:: Data to process ::

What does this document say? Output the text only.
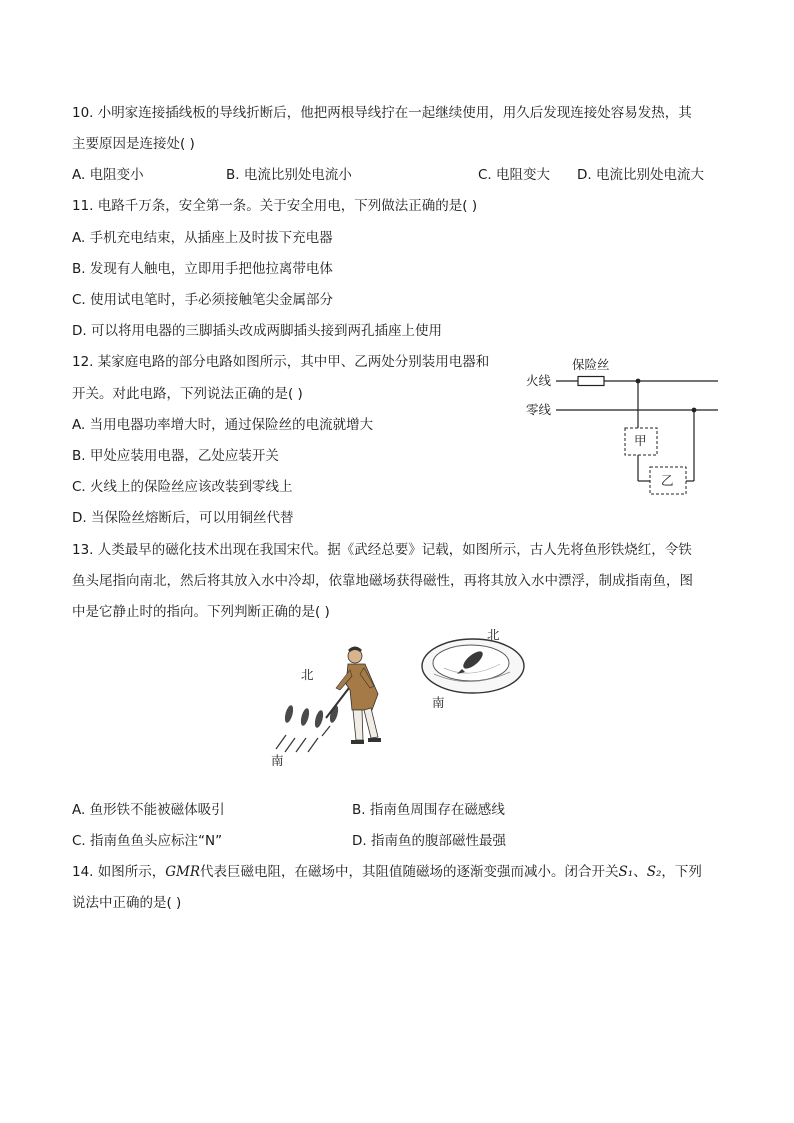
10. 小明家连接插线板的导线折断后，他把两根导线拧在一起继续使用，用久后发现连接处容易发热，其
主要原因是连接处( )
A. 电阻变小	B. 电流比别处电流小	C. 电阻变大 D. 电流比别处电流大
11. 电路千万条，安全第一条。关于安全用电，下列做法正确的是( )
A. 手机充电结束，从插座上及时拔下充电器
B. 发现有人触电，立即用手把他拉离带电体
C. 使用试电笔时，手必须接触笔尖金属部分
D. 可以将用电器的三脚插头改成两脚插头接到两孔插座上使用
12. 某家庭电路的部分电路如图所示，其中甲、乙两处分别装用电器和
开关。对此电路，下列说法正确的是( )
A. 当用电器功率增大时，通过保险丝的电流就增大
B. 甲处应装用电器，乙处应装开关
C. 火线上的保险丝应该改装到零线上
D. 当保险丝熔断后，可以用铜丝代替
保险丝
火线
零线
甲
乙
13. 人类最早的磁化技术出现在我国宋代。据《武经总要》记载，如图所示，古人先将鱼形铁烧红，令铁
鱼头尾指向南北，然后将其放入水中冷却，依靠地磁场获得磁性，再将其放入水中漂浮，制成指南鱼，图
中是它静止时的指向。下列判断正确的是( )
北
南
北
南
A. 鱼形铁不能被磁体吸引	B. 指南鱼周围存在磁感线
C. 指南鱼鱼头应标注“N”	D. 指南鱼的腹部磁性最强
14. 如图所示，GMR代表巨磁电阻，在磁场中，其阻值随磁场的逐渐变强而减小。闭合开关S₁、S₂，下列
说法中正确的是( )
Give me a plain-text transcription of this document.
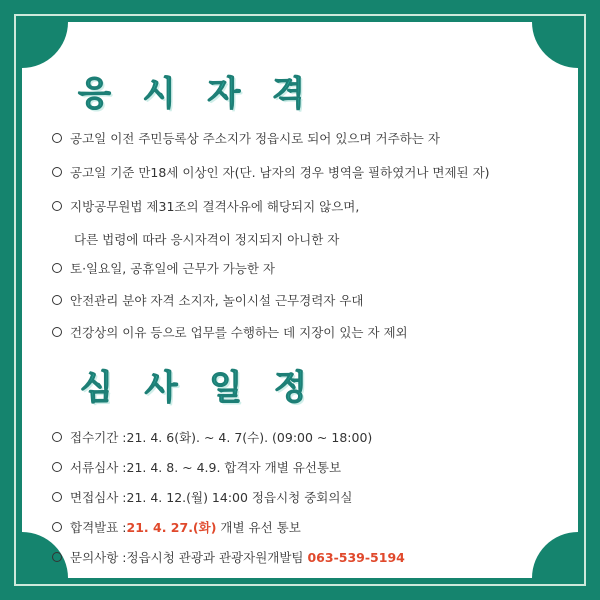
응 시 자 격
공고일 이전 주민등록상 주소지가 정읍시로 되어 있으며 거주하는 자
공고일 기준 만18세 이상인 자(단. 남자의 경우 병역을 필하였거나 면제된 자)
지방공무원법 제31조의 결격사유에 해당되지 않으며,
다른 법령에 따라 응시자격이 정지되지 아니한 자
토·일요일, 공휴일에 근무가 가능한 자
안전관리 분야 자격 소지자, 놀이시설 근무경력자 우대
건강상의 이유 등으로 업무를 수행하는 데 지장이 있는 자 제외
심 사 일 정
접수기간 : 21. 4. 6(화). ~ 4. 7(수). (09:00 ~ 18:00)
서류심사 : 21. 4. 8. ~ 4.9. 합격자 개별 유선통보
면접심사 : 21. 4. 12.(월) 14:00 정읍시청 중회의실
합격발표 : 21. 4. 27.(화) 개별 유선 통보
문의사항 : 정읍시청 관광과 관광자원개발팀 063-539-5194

:::

What this task involves — Extract, verbatim and alone, the lines from the line that contains "Give me a plain-text" to the last line of the records, inclusive; drop any picture.

Solution to this problem —
Give me a plain-text transcription of this document.
응 시 자 격
공고일 이전 주민등록상 주소지가 정읍시로 되어 있으며 거주하는 자
공고일 기준 만18세 이상인 자(단. 남자의 경우 병역을 필하였거나 면제된 자)
지방공무원법 제31조의 결격사유에 해당되지 않으며,
다른 법령에 따라 응시자격이 정지되지 아니한 자
토·일요일, 공휴일에 근무가 가능한 자
안전관리 분야 자격 소지자, 놀이시설 근무경력자 우대
건강상의 이유 등으로 업무를 수행하는 데 지장이 있는 자 제외
심 사 일 정
접수기간 : 21. 4. 6(화). ~ 4. 7(수). (09:00 ~ 18:00)
서류심사 : 21. 4. 8. ~ 4.9. 합격자 개별 유선통보
면접심사 : 21. 4. 12.(월) 14:00 정읍시청 중회의실
합격발표 : 21. 4. 27.(화) 개별 유선 통보
문의사항 : 정읍시청 관광과 관광자원개발팀 063-539-5194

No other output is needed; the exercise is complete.